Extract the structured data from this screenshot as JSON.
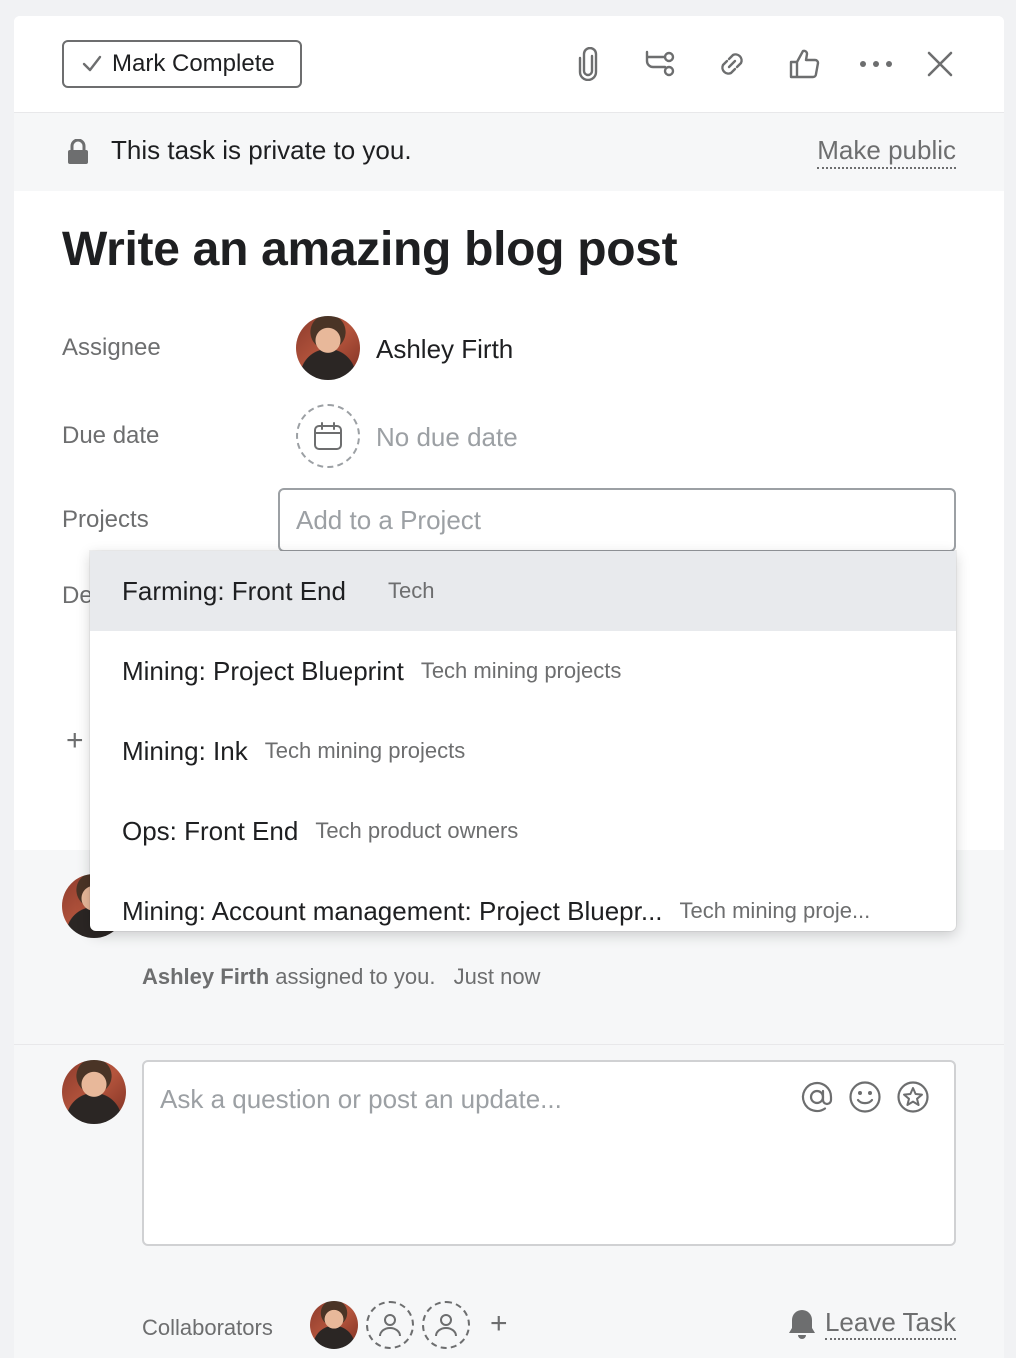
{
  "toolbar": {
    "mark_complete_label": "Mark Complete",
    "icons": [
      "paperclip-icon",
      "subtask-icon",
      "link-icon",
      "thumbs-up-icon",
      "more-icon",
      "close-icon"
    ]
  },
  "privacy": {
    "message": "This task is private to you.",
    "make_public_label": "Make public"
  },
  "task": {
    "title": "Write an amazing blog post",
    "assignee_label": "Assignee",
    "assignee_name": "Ashley Firth",
    "due_date_label": "Due date",
    "due_date_value": "No due date",
    "projects_label": "Projects",
    "projects_placeholder": "Add to a Project",
    "description_label_partial": "De"
  },
  "project_dropdown": {
    "items": [
      {
        "name": "Farming: Front End",
        "team": "Tech"
      },
      {
        "name": "Mining: Project Blueprint",
        "team": "Tech mining projects"
      },
      {
        "name": "Mining: Ink",
        "team": "Tech mining projects"
      },
      {
        "name": "Ops: Front End",
        "team": "Tech product owners"
      },
      {
        "name": "Mining: Account management: Project Bluepr...",
        "team": "Tech mining proje..."
      }
    ]
  },
  "activity": {
    "actor": "Ashley Firth",
    "action": "assigned to you.",
    "time": "Just now"
  },
  "comment": {
    "placeholder": "Ask a question or post an update..."
  },
  "footer": {
    "collaborators_label": "Collaborators",
    "leave_task_label": "Leave Task"
  },
  "colors": {
    "text_primary": "#1e1f21",
    "text_secondary": "#6d6e6f",
    "placeholder": "#9ca0a4",
    "highlight": "#e8eaed"
  }
}
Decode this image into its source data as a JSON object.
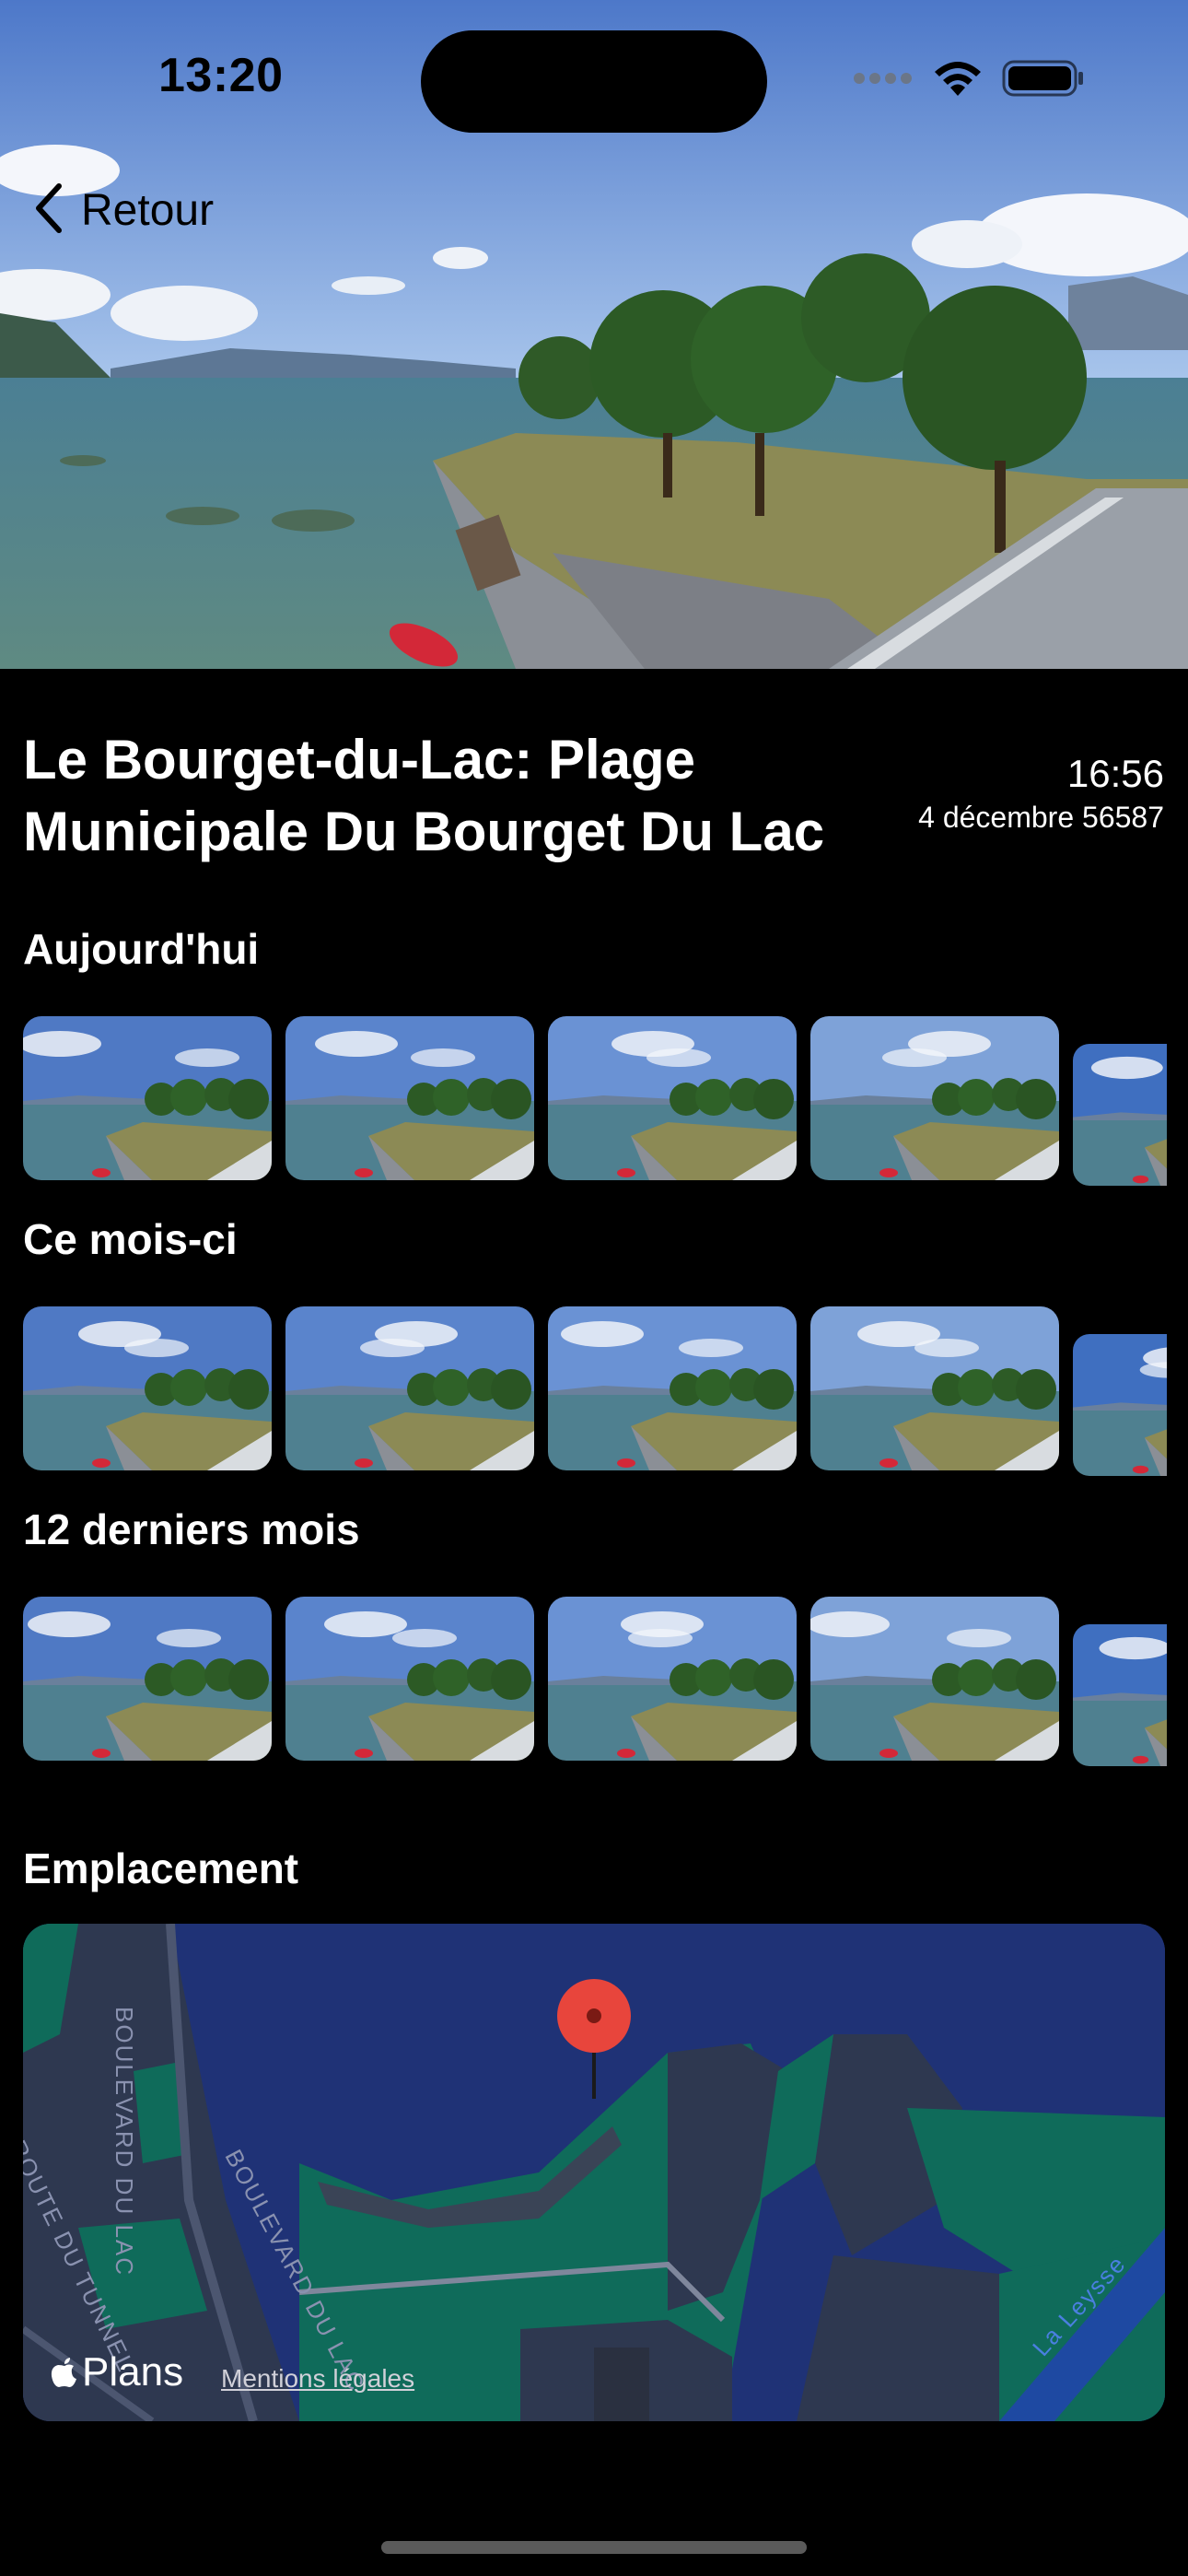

Requirement - Count the lines above that contain the word "team". Give only the number.

Correct output - 5